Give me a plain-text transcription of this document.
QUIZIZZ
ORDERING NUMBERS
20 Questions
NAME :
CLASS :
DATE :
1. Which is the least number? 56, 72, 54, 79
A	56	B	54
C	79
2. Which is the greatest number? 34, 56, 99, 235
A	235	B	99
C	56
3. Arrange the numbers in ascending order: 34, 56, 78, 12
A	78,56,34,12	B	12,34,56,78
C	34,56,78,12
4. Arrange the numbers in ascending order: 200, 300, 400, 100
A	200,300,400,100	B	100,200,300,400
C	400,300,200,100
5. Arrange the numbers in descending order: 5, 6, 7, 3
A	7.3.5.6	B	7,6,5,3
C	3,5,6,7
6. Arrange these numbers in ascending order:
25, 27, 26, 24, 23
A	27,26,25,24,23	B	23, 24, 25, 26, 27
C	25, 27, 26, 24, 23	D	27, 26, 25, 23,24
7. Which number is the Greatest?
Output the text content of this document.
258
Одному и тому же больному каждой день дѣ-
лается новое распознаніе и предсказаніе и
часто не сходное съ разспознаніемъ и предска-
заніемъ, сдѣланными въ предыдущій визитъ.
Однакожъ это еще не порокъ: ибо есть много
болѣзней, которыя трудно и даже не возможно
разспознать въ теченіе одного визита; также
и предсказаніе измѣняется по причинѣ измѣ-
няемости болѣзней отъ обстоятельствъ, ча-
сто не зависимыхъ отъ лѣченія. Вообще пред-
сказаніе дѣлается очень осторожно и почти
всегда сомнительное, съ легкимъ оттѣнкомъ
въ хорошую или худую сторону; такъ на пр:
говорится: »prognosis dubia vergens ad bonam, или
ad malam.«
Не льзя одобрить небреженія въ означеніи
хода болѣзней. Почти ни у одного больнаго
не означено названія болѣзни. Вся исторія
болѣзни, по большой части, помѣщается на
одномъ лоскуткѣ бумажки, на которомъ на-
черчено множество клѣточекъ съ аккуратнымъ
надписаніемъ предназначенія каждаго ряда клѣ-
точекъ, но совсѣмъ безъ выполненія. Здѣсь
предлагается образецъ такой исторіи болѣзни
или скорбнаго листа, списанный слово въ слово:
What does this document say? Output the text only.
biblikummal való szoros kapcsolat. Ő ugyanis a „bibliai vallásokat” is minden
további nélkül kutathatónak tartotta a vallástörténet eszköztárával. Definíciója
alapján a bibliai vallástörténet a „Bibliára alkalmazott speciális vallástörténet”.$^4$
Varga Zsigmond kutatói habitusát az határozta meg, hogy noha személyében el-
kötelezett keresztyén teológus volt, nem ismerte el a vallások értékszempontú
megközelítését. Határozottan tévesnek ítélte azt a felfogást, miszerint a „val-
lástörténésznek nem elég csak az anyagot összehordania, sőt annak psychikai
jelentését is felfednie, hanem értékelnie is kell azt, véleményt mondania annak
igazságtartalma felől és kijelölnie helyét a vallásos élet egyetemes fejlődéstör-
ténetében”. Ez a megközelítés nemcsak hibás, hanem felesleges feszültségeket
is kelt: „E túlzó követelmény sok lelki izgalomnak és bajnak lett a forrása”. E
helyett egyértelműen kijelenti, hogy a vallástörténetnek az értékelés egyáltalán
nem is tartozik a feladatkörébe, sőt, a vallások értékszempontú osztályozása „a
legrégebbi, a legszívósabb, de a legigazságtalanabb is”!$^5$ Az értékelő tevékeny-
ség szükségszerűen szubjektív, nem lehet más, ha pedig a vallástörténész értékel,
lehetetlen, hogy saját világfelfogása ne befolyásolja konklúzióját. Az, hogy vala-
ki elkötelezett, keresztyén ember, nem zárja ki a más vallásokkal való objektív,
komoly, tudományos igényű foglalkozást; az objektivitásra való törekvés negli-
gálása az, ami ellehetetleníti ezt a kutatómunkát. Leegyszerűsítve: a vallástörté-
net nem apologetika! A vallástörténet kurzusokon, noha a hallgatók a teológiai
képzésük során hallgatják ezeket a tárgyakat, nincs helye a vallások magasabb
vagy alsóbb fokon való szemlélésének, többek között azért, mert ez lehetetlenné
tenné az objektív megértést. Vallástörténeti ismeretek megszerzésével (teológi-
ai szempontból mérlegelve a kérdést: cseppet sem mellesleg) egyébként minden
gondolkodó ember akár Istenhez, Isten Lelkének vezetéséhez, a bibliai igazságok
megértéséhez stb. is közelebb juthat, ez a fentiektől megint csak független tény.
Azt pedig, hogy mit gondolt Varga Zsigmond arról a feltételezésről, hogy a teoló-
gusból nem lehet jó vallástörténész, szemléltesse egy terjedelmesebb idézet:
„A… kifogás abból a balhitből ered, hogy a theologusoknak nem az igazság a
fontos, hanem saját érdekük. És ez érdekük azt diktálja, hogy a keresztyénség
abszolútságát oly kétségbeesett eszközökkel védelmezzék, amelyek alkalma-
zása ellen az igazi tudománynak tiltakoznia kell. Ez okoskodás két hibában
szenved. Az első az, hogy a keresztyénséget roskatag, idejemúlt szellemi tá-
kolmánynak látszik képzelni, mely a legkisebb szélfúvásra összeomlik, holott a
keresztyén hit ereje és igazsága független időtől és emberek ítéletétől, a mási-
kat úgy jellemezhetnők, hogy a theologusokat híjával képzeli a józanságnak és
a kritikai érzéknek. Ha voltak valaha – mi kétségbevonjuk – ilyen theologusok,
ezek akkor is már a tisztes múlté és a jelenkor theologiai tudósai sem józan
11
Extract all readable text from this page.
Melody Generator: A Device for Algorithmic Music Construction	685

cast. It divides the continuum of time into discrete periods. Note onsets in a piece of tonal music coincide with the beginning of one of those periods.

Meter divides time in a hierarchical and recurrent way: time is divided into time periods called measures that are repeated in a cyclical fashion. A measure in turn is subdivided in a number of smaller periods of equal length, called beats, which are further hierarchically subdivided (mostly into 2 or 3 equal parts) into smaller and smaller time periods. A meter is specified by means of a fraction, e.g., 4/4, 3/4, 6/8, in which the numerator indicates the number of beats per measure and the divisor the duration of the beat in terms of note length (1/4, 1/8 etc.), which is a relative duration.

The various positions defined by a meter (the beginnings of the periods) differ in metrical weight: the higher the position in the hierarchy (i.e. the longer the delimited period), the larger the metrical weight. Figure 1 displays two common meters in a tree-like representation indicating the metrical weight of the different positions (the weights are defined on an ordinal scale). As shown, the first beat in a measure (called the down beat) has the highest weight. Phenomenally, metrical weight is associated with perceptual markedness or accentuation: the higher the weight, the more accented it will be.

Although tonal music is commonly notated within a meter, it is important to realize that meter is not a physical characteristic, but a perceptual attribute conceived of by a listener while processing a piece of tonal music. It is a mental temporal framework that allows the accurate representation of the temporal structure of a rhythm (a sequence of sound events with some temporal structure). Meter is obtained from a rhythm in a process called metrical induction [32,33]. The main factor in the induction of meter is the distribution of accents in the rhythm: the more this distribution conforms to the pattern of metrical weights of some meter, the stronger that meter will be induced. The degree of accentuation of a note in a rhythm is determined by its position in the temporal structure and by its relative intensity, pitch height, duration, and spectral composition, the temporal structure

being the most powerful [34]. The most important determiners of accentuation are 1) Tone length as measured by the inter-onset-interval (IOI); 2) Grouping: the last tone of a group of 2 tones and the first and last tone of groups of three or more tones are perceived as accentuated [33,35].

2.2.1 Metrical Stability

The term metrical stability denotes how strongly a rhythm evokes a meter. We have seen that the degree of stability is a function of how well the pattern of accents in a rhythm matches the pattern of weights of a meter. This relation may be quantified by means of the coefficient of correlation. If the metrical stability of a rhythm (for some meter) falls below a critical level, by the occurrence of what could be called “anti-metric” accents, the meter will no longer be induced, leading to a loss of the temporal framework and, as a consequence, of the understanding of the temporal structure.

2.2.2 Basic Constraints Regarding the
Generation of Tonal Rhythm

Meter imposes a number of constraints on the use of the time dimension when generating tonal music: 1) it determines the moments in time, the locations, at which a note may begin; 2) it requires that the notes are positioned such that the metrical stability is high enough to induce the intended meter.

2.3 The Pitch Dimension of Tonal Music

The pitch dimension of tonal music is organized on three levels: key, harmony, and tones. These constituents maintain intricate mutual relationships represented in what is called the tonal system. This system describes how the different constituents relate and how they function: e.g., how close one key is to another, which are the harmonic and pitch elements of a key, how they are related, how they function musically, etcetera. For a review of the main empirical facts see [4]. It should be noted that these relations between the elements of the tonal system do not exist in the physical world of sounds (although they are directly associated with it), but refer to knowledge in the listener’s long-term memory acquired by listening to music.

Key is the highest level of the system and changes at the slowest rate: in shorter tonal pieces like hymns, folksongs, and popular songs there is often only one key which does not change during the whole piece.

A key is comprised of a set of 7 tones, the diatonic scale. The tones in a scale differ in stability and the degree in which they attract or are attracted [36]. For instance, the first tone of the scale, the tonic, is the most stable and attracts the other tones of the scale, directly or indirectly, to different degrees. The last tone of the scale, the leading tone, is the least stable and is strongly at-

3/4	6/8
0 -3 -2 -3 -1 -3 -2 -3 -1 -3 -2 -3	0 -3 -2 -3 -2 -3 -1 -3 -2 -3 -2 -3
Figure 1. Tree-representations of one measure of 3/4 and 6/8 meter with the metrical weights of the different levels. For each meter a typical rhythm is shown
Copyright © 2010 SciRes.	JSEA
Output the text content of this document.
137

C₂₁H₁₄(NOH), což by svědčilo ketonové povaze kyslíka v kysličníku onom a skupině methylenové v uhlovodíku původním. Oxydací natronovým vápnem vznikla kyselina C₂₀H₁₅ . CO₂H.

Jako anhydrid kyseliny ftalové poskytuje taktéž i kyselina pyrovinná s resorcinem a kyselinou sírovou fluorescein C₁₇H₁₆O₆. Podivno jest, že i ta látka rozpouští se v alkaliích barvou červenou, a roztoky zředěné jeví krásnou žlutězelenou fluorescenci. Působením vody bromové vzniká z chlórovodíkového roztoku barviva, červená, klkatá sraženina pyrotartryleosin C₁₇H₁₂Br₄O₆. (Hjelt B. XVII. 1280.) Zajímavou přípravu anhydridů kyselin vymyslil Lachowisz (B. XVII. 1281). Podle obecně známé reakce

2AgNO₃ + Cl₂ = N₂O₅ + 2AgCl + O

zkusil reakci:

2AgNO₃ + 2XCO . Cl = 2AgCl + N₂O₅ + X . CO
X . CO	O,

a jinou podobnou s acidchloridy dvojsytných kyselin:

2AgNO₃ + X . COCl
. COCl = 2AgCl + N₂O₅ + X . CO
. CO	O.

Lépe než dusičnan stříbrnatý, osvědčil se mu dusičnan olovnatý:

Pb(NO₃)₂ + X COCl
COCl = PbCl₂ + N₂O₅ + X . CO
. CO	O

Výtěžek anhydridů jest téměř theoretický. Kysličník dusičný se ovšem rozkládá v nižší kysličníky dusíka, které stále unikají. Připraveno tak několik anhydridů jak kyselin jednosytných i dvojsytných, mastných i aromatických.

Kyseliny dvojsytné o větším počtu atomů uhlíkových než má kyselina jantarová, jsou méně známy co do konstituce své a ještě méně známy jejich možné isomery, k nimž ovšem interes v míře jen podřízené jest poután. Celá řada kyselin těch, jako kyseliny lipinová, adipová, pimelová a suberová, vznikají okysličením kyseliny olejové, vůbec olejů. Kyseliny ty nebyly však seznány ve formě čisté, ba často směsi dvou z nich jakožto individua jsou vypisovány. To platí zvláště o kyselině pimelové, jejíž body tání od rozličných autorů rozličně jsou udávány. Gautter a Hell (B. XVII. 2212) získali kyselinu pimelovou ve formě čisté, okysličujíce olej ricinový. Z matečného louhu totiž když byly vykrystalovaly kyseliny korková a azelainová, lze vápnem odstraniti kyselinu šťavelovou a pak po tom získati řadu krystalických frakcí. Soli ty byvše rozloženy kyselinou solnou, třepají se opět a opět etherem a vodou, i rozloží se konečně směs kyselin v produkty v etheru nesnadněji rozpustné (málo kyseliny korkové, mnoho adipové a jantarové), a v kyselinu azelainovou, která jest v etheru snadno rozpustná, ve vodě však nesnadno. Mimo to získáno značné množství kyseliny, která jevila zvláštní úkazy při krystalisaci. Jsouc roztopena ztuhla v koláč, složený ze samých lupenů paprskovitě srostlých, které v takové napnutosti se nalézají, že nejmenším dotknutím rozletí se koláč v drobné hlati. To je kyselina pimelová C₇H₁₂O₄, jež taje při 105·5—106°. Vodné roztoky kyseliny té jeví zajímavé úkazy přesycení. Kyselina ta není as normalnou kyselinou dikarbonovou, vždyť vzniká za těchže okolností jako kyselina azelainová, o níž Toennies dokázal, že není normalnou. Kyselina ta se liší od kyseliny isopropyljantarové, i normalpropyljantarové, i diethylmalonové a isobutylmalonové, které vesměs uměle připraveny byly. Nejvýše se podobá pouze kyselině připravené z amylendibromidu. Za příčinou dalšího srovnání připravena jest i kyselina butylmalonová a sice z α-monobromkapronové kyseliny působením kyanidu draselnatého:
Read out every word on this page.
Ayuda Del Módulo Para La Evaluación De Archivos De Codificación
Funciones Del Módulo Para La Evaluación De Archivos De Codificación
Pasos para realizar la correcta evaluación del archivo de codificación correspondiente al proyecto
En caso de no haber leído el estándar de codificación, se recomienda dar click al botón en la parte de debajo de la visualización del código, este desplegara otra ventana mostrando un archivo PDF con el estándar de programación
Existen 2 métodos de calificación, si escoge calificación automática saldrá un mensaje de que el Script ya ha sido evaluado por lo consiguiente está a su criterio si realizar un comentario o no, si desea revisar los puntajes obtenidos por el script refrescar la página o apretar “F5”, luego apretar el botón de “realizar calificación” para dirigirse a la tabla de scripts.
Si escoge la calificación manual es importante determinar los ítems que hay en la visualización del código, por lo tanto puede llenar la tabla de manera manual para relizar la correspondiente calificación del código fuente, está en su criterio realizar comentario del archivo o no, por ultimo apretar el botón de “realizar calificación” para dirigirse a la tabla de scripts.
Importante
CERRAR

____________

* _AIM OF THE TASK_
Collect, from the material above, every line containing the word "болѣзни".

* _FINAL RESULT_
не означено названія болѣзни. Вся исторія
болѣзни, по большой части, помѣщается на
предлагается образецъ такой исторіи болѣзни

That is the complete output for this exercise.